GOAL » Repeat the full listing below verbatim and keep the images out.

DATA FOR THE TASK »

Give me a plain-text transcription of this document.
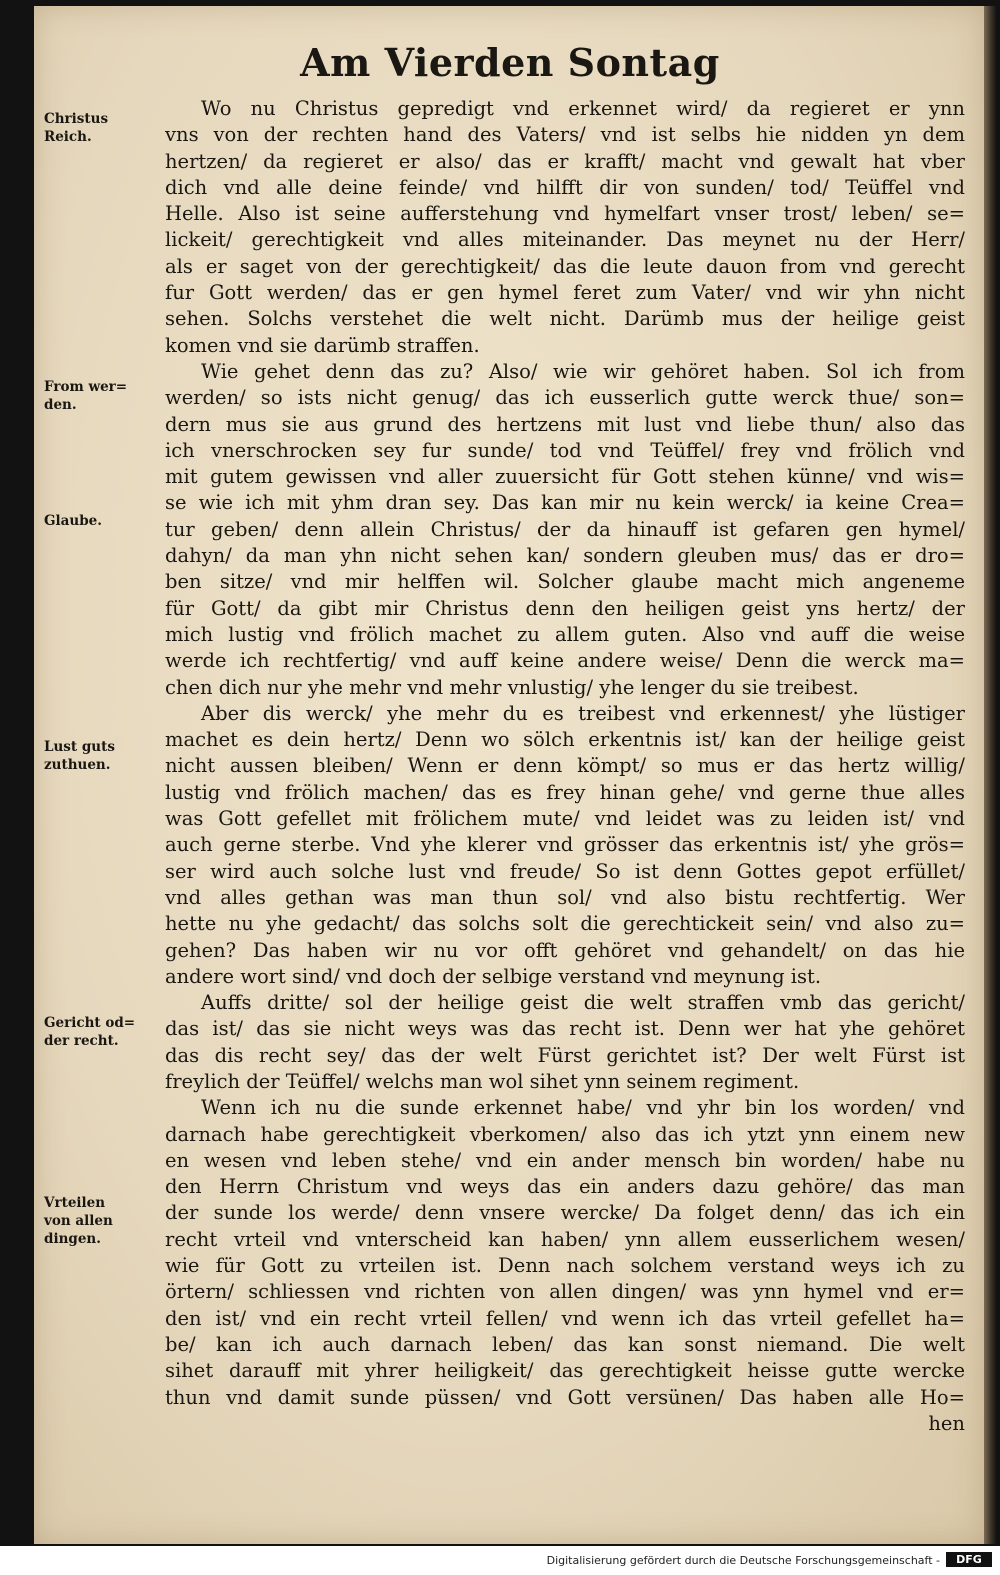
Am Vierden Sontag
Christus
Reich.
From wer=
den.
Glaube.
Lust guts
zuthuen.
Gericht od=
der recht.
Vrteilen
von allen
dingen.
Wo nu Christus gepredigt vnd erkennet wird/ da regieret er ynn
vns von der rechten hand des Vaters/ vnd ist selbs hie nidden yn dem
hertzen/ da regieret er also/ das er krafft/ macht vnd gewalt hat vber
dich vnd alle deine feinde/ vnd hilfft dir von sunden/ tod/ Teüffel vnd
Helle. Also ist seine aufferstehung vnd hymelfart vnser trost/ leben/ se=
lickeit/ gerechtigkeit vnd alles miteinander. Das meynet nu der Herr/
als er saget von der gerechtigkeit/ das die leute dauon from vnd gerecht
fur Gott werden/ das er gen hymel feret zum Vater/ vnd wir yhn nicht
sehen. Solchs verstehet die welt nicht. Darümb mus der heilige geist
komen vnd sie darümb straffen.
Wie gehet denn das zu? Also/ wie wir gehöret haben. Sol ich from
werden/ so ists nicht genug/ das ich eusserlich gutte werck thue/ son=
dern mus sie aus grund des hertzens mit lust vnd liebe thun/ also das
ich vnerschrocken sey fur sunde/ tod vnd Teüffel/ frey vnd frölich vnd
mit gutem gewissen vnd aller zuuersicht für Gott stehen künne/ vnd wis=
se wie ich mit yhm dran sey. Das kan mir nu kein werck/ ia keine Crea=
tur geben/ denn allein Christus/ der da hinauff ist gefaren gen hymel/
dahyn/ da man yhn nicht sehen kan/ sondern gleuben mus/ das er dro=
ben sitze/ vnd mir helffen wil. Solcher glaube macht mich angeneme
für Gott/ da gibt mir Christus denn den heiligen geist yns hertz/ der
mich lustig vnd frölich machet zu allem guten. Also vnd auff die weise
werde ich rechtfertig/ vnd auff keine andere weise/ Denn die werck ma=
chen dich nur yhe mehr vnd mehr vnlustig/ yhe lenger du sie treibest.
Aber dis werck/ yhe mehr du es treibest vnd erkennest/ yhe lüstiger
machet es dein hertz/ Denn wo sölch erkentnis ist/ kan der heilige geist
nicht aussen bleiben/ Wenn er denn kömpt/ so mus er das hertz willig/
lustig vnd frölich machen/ das es frey hinan gehe/ vnd gerne thue alles
was Gott gefellet mit frölichem mute/ vnd leidet was zu leiden ist/ vnd
auch gerne sterbe. Vnd yhe klerer vnd grösser das erkentnis ist/ yhe grös=
ser wird auch solche lust vnd freude/ So ist denn Gottes gepot erfüllet/
vnd alles gethan was man thun sol/ vnd also bistu rechtfertig. Wer
hette nu yhe gedacht/ das solchs solt die gerechtickeit sein/ vnd also zu=
gehen? Das haben wir nu vor offt gehöret vnd gehandelt/ on das hie
andere wort sind/ vnd doch der selbige verstand vnd meynung ist.
Auffs dritte/ sol der heilige geist die welt straffen vmb das gericht/
das ist/ das sie nicht weys was das recht ist. Denn wer hat yhe gehöret
das dis recht sey/ das der welt Fürst gerichtet ist? Der welt Fürst ist
freylich der Teüffel/ welchs man wol sihet ynn seinem regiment.
Wenn ich nu die sunde erkennet habe/ vnd yhr bin los worden/ vnd
darnach habe gerechtigkeit vberkomen/ also das ich ytzt ynn einem new
en wesen vnd leben stehe/ vnd ein ander mensch bin worden/ habe nu
den Herrn Christum vnd weys das ein anders dazu gehöre/ das man
der sunde los werde/ denn vnsere wercke/ Da folget denn/ das ich ein
recht vrteil vnd vnterscheid kan haben/ ynn allem eusserlichem wesen/
wie für Gott zu vrteilen ist. Denn nach solchem verstand weys ich zu
örtern/ schliessen vnd richten von allen dingen/ was ynn hymel vnd er=
den ist/ vnd ein recht vrteil fellen/ vnd wenn ich das vrteil gefellet ha=
be/ kan ich auch darnach leben/ das kan sonst niemand. Die welt
sihet darauff mit yhrer heiligkeit/ das gerechtigkeit heisse gutte wercke
thun vnd damit sunde püssen/ vnd Gott versünen/ Das haben alle Ho=
hen
Digitalisierung gefördert durch die Deutsche Forschungsgemeinschaft -	DFG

RESULT OF THIS EXERCISE »
Give me a plain-text transcription of this document.
Am Vierden Sontag
Christus
Reich.
From wer=
den.
Glaube.
Lust guts
zuthuen.
Gericht od=
der recht.
Vrteilen
von allen
dingen.
Wo nu Christus gepredigt vnd erkennet wird/ da regieret er ynn
vns von der rechten hand des Vaters/ vnd ist selbs hie nidden yn dem
hertzen/ da regieret er also/ das er krafft/ macht vnd gewalt hat vber
dich vnd alle deine feinde/ vnd hilfft dir von sunden/ tod/ Teüffel vnd
Helle. Also ist seine aufferstehung vnd hymelfart vnser trost/ leben/ se=
lickeit/ gerechtigkeit vnd alles miteinander. Das meynet nu der Herr/
als er saget von der gerechtigkeit/ das die leute dauon from vnd gerecht
fur Gott werden/ das er gen hymel feret zum Vater/ vnd wir yhn nicht
sehen. Solchs verstehet die welt nicht. Darümb mus der heilige geist
komen vnd sie darümb straffen.
Wie gehet denn das zu? Also/ wie wir gehöret haben. Sol ich from
werden/ so ists nicht genug/ das ich eusserlich gutte werck thue/ son=
dern mus sie aus grund des hertzens mit lust vnd liebe thun/ also das
ich vnerschrocken sey fur sunde/ tod vnd Teüffel/ frey vnd frölich vnd
mit gutem gewissen vnd aller zuuersicht für Gott stehen künne/ vnd wis=
se wie ich mit yhm dran sey. Das kan mir nu kein werck/ ia keine Crea=
tur geben/ denn allein Christus/ der da hinauff ist gefaren gen hymel/
dahyn/ da man yhn nicht sehen kan/ sondern gleuben mus/ das er dro=
ben sitze/ vnd mir helffen wil. Solcher glaube macht mich angeneme
für Gott/ da gibt mir Christus denn den heiligen geist yns hertz/ der
mich lustig vnd frölich machet zu allem guten. Also vnd auff die weise
werde ich rechtfertig/ vnd auff keine andere weise/ Denn die werck ma=
chen dich nur yhe mehr vnd mehr vnlustig/ yhe lenger du sie treibest.
Aber dis werck/ yhe mehr du es treibest vnd erkennest/ yhe lüstiger
machet es dein hertz/ Denn wo sölch erkentnis ist/ kan der heilige geist
nicht aussen bleiben/ Wenn er denn kömpt/ so mus er das hertz willig/
lustig vnd frölich machen/ das es frey hinan gehe/ vnd gerne thue alles
was Gott gefellet mit frölichem mute/ vnd leidet was zu leiden ist/ vnd
auch gerne sterbe. Vnd yhe klerer vnd grösser das erkentnis ist/ yhe grös=
ser wird auch solche lust vnd freude/ So ist denn Gottes gepot erfüllet/
vnd alles gethan was man thun sol/ vnd also bistu rechtfertig. Wer
hette nu yhe gedacht/ das solchs solt die gerechtickeit sein/ vnd also zu=
gehen? Das haben wir nu vor offt gehöret vnd gehandelt/ on das hie
andere wort sind/ vnd doch der selbige verstand vnd meynung ist.
Auffs dritte/ sol der heilige geist die welt straffen vmb das gericht/
das ist/ das sie nicht weys was das recht ist. Denn wer hat yhe gehöret
das dis recht sey/ das der welt Fürst gerichtet ist? Der welt Fürst ist
freylich der Teüffel/ welchs man wol sihet ynn seinem regiment.
Wenn ich nu die sunde erkennet habe/ vnd yhr bin los worden/ vnd
darnach habe gerechtigkeit vberkomen/ also das ich ytzt ynn einem new
en wesen vnd leben stehe/ vnd ein ander mensch bin worden/ habe nu
den Herrn Christum vnd weys das ein anders dazu gehöre/ das man
der sunde los werde/ denn vnsere wercke/ Da folget denn/ das ich ein
recht vrteil vnd vnterscheid kan haben/ ynn allem eusserlichem wesen/
wie für Gott zu vrteilen ist. Denn nach solchem verstand weys ich zu
örtern/ schliessen vnd richten von allen dingen/ was ynn hymel vnd er=
den ist/ vnd ein recht vrteil fellen/ vnd wenn ich das vrteil gefellet ha=
be/ kan ich auch darnach leben/ das kan sonst niemand. Die welt
sihet darauff mit yhrer heiligkeit/ das gerechtigkeit heisse gutte wercke
thun vnd damit sunde püssen/ vnd Gott versünen/ Das haben alle Ho=
hen
Digitalisierung gefördert durch die Deutsche Forschungsgemeinschaft -	DFG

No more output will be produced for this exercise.